Exercise directions: Extract the full listing verbatim and drop any pictures from your copy.

Figure data in JSON
_ _ _ _ _ _ _
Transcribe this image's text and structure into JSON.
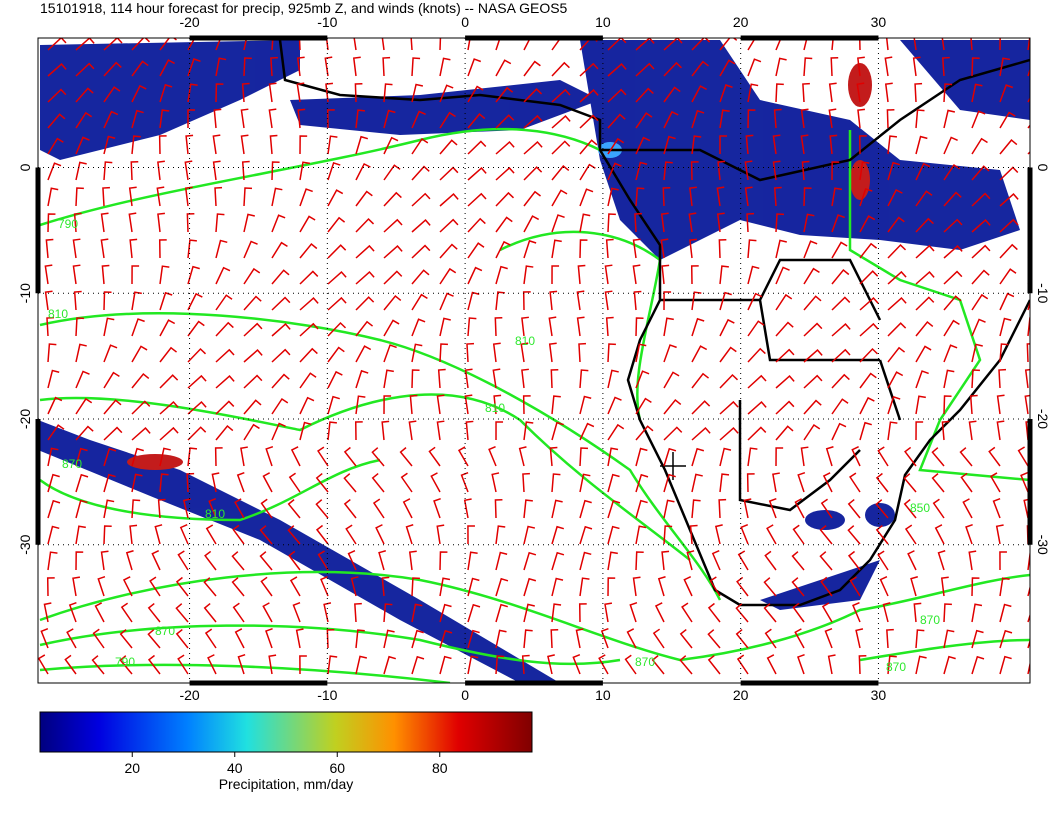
{
  "title": "15101918, 114 hour forecast for precip, 925mb Z, and winds (knots) -- NASA GEOS5",
  "map": {
    "lon_range": [
      -31,
      41
    ],
    "lat_range": [
      10.3,
      -41
    ],
    "lon_ticks": [
      -20,
      -10,
      0,
      10,
      20,
      30
    ],
    "lat_ticks": [
      0,
      -10,
      -20,
      -30
    ]
  },
  "contour_labels": [
    "790",
    "810",
    "870",
    "810",
    "810",
    "870",
    "870",
    "790",
    "870",
    "870",
    "810",
    "850"
  ],
  "colorbar": {
    "label": "Precipitation, mm/day",
    "range": [
      2,
      98
    ],
    "ticks": [
      20,
      40,
      60,
      80
    ]
  }
}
_ _ _ _ _ _ _
Expected output:
Transcribe this image's text and structure into JSON.
{
  "title": "15101918, 114 hour forecast for precip, 925mb Z, and winds (knots) -- NASA GEOS5",
  "map": {
    "lon_range": [
      -31,
      41
    ],
    "lat_range": [
      10.3,
      -41
    ],
    "lon_ticks": [
      -20,
      -10,
      0,
      10,
      20,
      30
    ],
    "lat_ticks": [
      0,
      -10,
      -20,
      -30
    ]
  },
  "contour_labels": [
    "790",
    "810",
    "870",
    "810",
    "810",
    "870",
    "870",
    "790",
    "870",
    "870",
    "810",
    "850"
  ],
  "colorbar": {
    "label": "Precipitation, mm/day",
    "range": [
      2,
      98
    ],
    "ticks": [
      20,
      40,
      60,
      80
    ]
  }
}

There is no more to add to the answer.